* Set exercise: Everything from the line containing "Serialize everything readable" down to the last line of the entries below must be transcribed exactly, and nothing else.

(Stored records)
▼
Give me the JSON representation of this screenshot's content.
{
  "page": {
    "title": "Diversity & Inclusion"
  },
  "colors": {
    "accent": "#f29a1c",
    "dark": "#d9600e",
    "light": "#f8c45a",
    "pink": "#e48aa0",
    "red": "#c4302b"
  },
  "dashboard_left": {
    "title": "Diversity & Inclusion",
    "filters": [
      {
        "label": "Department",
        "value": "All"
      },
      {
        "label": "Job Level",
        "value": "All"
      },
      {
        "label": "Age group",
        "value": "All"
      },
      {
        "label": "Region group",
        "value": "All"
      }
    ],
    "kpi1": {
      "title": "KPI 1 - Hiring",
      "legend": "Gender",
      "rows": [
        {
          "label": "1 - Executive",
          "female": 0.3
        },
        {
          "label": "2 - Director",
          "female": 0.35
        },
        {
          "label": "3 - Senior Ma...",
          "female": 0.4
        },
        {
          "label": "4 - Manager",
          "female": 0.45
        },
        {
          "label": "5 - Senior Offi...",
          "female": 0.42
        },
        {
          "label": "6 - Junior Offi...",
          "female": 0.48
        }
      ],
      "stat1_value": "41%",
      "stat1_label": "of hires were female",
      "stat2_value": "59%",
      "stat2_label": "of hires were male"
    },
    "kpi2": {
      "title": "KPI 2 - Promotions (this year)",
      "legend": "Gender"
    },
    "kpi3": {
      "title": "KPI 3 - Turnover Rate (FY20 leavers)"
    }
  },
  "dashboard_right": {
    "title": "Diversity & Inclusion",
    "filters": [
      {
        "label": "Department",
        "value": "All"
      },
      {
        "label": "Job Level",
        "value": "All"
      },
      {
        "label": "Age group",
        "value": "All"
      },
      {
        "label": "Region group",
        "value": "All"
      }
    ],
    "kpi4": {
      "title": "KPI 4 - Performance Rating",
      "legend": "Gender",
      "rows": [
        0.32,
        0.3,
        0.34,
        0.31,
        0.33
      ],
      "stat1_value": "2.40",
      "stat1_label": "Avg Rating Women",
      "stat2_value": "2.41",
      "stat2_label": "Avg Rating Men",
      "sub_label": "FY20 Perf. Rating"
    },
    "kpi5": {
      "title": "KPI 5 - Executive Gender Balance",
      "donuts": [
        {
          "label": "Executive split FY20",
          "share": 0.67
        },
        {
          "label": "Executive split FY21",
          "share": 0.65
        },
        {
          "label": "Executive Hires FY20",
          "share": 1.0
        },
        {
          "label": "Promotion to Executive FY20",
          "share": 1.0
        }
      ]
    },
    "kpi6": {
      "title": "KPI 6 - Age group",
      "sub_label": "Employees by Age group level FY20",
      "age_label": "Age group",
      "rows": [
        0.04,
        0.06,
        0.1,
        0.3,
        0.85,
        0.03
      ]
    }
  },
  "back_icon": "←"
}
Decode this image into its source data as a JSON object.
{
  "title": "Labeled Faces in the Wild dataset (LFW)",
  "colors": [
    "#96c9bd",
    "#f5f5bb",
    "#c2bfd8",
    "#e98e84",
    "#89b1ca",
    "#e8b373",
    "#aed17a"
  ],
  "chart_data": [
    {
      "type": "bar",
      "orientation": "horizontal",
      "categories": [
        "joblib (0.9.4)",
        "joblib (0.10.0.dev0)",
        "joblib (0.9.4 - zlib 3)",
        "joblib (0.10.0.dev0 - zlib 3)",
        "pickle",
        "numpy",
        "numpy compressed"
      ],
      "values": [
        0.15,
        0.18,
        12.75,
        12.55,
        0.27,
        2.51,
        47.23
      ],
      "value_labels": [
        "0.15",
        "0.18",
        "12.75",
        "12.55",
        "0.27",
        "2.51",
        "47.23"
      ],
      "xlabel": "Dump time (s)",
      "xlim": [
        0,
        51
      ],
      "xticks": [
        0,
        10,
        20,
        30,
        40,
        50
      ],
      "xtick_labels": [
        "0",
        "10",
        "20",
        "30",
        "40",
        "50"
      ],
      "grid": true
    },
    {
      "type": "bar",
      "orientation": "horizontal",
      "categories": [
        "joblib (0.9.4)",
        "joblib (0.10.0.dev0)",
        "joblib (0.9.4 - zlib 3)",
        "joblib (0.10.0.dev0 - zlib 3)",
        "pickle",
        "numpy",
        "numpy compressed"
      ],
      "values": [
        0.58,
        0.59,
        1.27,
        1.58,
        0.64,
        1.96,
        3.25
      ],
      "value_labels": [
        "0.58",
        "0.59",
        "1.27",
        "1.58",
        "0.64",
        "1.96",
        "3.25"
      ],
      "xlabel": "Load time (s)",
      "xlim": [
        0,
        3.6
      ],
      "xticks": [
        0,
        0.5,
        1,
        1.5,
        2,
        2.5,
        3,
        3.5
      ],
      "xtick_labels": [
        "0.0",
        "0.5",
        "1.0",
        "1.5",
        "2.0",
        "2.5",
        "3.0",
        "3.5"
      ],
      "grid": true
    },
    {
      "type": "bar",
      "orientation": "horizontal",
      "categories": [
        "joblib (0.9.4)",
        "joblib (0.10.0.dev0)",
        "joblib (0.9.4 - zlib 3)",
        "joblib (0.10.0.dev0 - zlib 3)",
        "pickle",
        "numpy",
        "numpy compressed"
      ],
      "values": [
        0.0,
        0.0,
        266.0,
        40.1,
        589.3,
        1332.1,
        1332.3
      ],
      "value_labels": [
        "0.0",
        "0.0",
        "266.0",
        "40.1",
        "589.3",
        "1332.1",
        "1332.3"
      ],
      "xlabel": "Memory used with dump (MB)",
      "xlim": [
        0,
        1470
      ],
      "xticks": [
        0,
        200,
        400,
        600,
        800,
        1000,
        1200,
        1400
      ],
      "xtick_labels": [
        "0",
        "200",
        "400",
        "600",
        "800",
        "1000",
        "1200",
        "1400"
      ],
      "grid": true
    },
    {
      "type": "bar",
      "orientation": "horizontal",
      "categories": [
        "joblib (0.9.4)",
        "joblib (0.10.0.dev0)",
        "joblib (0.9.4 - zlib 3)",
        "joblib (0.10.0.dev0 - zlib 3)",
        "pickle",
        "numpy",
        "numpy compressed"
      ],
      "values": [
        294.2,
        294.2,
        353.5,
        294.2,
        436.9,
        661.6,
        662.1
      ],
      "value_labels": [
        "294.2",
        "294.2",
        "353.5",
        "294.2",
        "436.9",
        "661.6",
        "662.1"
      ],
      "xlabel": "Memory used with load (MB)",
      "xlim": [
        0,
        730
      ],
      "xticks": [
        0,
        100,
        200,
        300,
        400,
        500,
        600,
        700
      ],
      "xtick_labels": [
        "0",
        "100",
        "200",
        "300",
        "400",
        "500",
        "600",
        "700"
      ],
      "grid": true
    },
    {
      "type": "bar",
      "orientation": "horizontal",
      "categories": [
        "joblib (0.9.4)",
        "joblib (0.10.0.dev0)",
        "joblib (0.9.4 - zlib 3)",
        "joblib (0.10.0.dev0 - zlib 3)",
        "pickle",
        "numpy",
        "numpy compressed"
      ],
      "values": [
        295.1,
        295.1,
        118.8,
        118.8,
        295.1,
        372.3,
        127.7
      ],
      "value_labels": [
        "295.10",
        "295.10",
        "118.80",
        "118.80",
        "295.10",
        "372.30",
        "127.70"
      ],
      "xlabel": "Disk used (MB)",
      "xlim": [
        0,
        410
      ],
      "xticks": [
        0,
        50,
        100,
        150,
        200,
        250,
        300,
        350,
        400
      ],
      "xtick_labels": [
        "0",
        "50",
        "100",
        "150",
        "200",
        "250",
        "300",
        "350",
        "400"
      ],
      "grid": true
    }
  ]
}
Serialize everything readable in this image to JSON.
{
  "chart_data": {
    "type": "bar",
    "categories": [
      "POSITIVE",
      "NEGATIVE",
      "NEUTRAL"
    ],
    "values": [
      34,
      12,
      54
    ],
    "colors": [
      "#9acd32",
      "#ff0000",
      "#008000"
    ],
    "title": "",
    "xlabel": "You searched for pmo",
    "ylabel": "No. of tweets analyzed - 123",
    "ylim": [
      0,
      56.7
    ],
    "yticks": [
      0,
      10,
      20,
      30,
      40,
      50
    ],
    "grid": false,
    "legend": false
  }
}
▲
* Written answer:
Serialize everything readable in this image to JSON.
{
  "chart_data": {
    "type": "bar",
    "categories": [
      "POSITIVE",
      "NEGATIVE",
      "NEUTRAL"
    ],
    "values": [
      34,
      12,
      54
    ],
    "colors": [
      "#9acd32",
      "#ff0000",
      "#008000"
    ],
    "title": "",
    "xlabel": "You searched for pmo",
    "ylabel": "No. of tweets analyzed - 123",
    "ylim": [
      0,
      56.7
    ],
    "yticks": [
      0,
      10,
      20,
      30,
      40,
      50
    ],
    "grid": false,
    "legend": false
  }
}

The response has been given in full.